::: EXERCISE INPUTS
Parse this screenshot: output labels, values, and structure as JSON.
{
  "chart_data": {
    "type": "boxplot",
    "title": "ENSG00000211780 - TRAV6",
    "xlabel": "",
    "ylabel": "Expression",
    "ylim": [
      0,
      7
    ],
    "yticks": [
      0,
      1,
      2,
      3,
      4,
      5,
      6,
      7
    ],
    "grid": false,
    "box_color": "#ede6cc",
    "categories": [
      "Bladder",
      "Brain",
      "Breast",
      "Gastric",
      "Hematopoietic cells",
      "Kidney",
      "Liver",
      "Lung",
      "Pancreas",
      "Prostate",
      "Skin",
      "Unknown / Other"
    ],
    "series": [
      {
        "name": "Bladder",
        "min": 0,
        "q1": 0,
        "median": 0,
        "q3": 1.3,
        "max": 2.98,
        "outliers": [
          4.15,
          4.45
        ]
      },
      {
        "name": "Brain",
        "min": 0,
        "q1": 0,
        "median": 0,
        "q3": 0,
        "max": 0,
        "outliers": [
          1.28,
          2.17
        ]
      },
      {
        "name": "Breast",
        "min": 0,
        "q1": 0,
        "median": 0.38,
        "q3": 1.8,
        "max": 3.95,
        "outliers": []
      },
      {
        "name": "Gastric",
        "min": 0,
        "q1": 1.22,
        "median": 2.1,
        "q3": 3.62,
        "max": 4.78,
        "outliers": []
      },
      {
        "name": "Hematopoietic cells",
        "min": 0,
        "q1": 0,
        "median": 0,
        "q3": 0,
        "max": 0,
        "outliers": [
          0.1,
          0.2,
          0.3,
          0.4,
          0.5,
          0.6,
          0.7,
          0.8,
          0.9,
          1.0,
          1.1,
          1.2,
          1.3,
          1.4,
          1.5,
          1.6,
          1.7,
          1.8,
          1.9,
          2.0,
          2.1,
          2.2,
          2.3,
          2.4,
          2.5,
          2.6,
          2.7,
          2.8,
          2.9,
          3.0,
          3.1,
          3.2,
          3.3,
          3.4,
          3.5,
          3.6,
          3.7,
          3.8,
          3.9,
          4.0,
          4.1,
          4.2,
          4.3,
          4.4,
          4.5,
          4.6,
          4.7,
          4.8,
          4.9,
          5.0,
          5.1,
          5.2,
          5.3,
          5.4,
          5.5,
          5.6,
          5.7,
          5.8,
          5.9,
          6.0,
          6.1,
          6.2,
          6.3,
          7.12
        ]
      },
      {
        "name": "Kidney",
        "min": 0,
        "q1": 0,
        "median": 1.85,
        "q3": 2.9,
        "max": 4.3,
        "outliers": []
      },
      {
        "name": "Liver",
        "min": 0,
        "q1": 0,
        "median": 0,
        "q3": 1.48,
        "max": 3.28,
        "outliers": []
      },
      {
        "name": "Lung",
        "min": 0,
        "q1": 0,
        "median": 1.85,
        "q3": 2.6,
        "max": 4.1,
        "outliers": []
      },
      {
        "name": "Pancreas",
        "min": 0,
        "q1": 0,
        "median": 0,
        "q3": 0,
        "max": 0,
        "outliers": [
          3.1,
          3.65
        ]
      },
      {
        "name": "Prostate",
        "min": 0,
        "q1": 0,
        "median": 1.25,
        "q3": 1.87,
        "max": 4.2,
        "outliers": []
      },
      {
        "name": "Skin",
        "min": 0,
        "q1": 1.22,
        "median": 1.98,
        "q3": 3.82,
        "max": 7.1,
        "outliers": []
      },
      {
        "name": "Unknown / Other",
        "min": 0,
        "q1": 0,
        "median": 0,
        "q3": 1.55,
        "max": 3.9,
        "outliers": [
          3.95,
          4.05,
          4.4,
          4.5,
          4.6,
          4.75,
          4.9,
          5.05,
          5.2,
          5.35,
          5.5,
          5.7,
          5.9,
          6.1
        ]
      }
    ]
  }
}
::::::
* PROBLEM REQUIREMENTS *
Take the entries above and transcribe them exactly.

* EXERCISE SOLUTION *
Parse this screenshot: output labels, values, and structure as JSON.
{
  "chart_data": {
    "type": "boxplot",
    "title": "ENSG00000211780 - TRAV6",
    "xlabel": "",
    "ylabel": "Expression",
    "ylim": [
      0,
      7
    ],
    "yticks": [
      0,
      1,
      2,
      3,
      4,
      5,
      6,
      7
    ],
    "grid": false,
    "box_color": "#ede6cc",
    "categories": [
      "Bladder",
      "Brain",
      "Breast",
      "Gastric",
      "Hematopoietic cells",
      "Kidney",
      "Liver",
      "Lung",
      "Pancreas",
      "Prostate",
      "Skin",
      "Unknown / Other"
    ],
    "series": [
      {
        "name": "Bladder",
        "min": 0,
        "q1": 0,
        "median": 0,
        "q3": 1.3,
        "max": 2.98,
        "outliers": [
          4.15,
          4.45
        ]
      },
      {
        "name": "Brain",
        "min": 0,
        "q1": 0,
        "median": 0,
        "q3": 0,
        "max": 0,
        "outliers": [
          1.28,
          2.17
        ]
      },
      {
        "name": "Breast",
        "min": 0,
        "q1": 0,
        "median": 0.38,
        "q3": 1.8,
        "max": 3.95,
        "outliers": []
      },
      {
        "name": "Gastric",
        "min": 0,
        "q1": 1.22,
        "median": 2.1,
        "q3": 3.62,
        "max": 4.78,
        "outliers": []
      },
      {
        "name": "Hematopoietic cells",
        "min": 0,
        "q1": 0,
        "median": 0,
        "q3": 0,
        "max": 0,
        "outliers": [
          0.1,
          0.2,
          0.3,
          0.4,
          0.5,
          0.6,
          0.7,
          0.8,
          0.9,
          1.0,
          1.1,
          1.2,
          1.3,
          1.4,
          1.5,
          1.6,
          1.7,
          1.8,
          1.9,
          2.0,
          2.1,
          2.2,
          2.3,
          2.4,
          2.5,
          2.6,
          2.7,
          2.8,
          2.9,
          3.0,
          3.1,
          3.2,
          3.3,
          3.4,
          3.5,
          3.6,
          3.7,
          3.8,
          3.9,
          4.0,
          4.1,
          4.2,
          4.3,
          4.4,
          4.5,
          4.6,
          4.7,
          4.8,
          4.9,
          5.0,
          5.1,
          5.2,
          5.3,
          5.4,
          5.5,
          5.6,
          5.7,
          5.8,
          5.9,
          6.0,
          6.1,
          6.2,
          6.3,
          7.12
        ]
      },
      {
        "name": "Kidney",
        "min": 0,
        "q1": 0,
        "median": 1.85,
        "q3": 2.9,
        "max": 4.3,
        "outliers": []
      },
      {
        "name": "Liver",
        "min": 0,
        "q1": 0,
        "median": 0,
        "q3": 1.48,
        "max": 3.28,
        "outliers": []
      },
      {
        "name": "Lung",
        "min": 0,
        "q1": 0,
        "median": 1.85,
        "q3": 2.6,
        "max": 4.1,
        "outliers": []
      },
      {
        "name": "Pancreas",
        "min": 0,
        "q1": 0,
        "median": 0,
        "q3": 0,
        "max": 0,
        "outliers": [
          3.1,
          3.65
        ]
      },
      {
        "name": "Prostate",
        "min": 0,
        "q1": 0,
        "median": 1.25,
        "q3": 1.87,
        "max": 4.2,
        "outliers": []
      },
      {
        "name": "Skin",
        "min": 0,
        "q1": 1.22,
        "median": 1.98,
        "q3": 3.82,
        "max": 7.1,
        "outliers": []
      },
      {
        "name": "Unknown / Other",
        "min": 0,
        "q1": 0,
        "median": 0,
        "q3": 1.55,
        "max": 3.9,
        "outliers": [
          3.95,
          4.05,
          4.4,
          4.5,
          4.6,
          4.75,
          4.9,
          5.05,
          5.2,
          5.35,
          5.5,
          5.7,
          5.9,
          6.1
        ]
      }
    ]
  }
}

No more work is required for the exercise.